* _Short task_
Write out the records below once more, exactly as they stand.

* _Material provided_

(begin)

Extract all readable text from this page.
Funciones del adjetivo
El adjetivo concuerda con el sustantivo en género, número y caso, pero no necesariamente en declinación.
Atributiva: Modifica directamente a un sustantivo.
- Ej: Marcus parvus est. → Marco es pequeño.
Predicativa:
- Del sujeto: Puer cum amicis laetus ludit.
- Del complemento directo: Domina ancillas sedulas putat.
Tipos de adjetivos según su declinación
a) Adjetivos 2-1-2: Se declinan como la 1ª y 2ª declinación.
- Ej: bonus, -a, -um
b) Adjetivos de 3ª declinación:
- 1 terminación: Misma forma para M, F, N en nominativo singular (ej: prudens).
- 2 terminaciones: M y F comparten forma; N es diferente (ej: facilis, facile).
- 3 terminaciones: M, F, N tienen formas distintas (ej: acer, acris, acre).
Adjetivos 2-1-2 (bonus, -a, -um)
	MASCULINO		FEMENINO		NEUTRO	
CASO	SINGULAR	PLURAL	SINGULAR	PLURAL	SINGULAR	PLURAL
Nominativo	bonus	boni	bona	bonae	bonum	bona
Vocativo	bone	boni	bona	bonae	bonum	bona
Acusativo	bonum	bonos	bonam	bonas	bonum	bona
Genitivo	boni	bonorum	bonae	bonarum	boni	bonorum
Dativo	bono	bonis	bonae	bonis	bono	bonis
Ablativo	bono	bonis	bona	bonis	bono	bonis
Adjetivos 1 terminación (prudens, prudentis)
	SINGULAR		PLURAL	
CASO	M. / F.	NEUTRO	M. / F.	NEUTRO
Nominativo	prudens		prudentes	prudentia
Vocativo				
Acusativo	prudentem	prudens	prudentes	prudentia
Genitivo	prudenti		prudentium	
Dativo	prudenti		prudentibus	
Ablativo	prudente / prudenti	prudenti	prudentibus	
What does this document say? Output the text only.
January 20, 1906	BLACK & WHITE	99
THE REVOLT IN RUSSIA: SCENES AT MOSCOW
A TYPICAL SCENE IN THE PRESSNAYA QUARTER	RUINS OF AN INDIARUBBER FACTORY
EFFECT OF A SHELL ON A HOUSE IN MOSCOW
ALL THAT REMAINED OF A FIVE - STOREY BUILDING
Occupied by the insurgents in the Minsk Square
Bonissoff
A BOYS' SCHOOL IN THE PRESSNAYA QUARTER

(end)

* _Output below_
Extract all readable text from this page.
Funciones del adjetivo
El adjetivo concuerda con el sustantivo en género, número y caso, pero no necesariamente en declinación.
Atributiva: Modifica directamente a un sustantivo.
- Ej: Marcus parvus est. → Marco es pequeño.
Predicativa:
- Del sujeto: Puer cum amicis laetus ludit.
- Del complemento directo: Domina ancillas sedulas putat.
Tipos de adjetivos según su declinación
a) Adjetivos 2-1-2: Se declinan como la 1ª y 2ª declinación.
- Ej: bonus, -a, -um
b) Adjetivos de 3ª declinación:
- 1 terminación: Misma forma para M, F, N en nominativo singular (ej: prudens).
- 2 terminaciones: M y F comparten forma; N es diferente (ej: facilis, facile).
- 3 terminaciones: M, F, N tienen formas distintas (ej: acer, acris, acre).
Adjetivos 2-1-2 (bonus, -a, -um)
	MASCULINO		FEMENINO		NEUTRO	
CASO	SINGULAR	PLURAL	SINGULAR	PLURAL	SINGULAR	PLURAL
Nominativo	bonus	boni	bona	bonae	bonum	bona
Vocativo	bone	boni	bona	bonae	bonum	bona
Acusativo	bonum	bonos	bonam	bonas	bonum	bona
Genitivo	boni	bonorum	bonae	bonarum	boni	bonorum
Dativo	bono	bonis	bonae	bonis	bono	bonis
Ablativo	bono	bonis	bona	bonis	bono	bonis
Adjetivos 1 terminación (prudens, prudentis)
	SINGULAR		PLURAL	
CASO	M. / F.	NEUTRO	M. / F.	NEUTRO
Nominativo	prudens		prudentes	prudentia
Vocativo				
Acusativo	prudentem	prudens	prudentes	prudentia
Genitivo	prudenti		prudentium	
Dativo	prudenti		prudentibus	
Ablativo	prudente / prudenti	prudenti	prudentibus	
What does this document say? Output the text only.
January 20, 1906	BLACK & WHITE	99
THE REVOLT IN RUSSIA: SCENES AT MOSCOW
A TYPICAL SCENE IN THE PRESSNAYA QUARTER	RUINS OF AN INDIARUBBER FACTORY
EFFECT OF A SHELL ON A HOUSE IN MOSCOW
ALL THAT REMAINED OF A FIVE - STOREY BUILDING
Occupied by the insurgents in the Minsk Square
Bonissoff
A BOYS' SCHOOL IN THE PRESSNAYA QUARTER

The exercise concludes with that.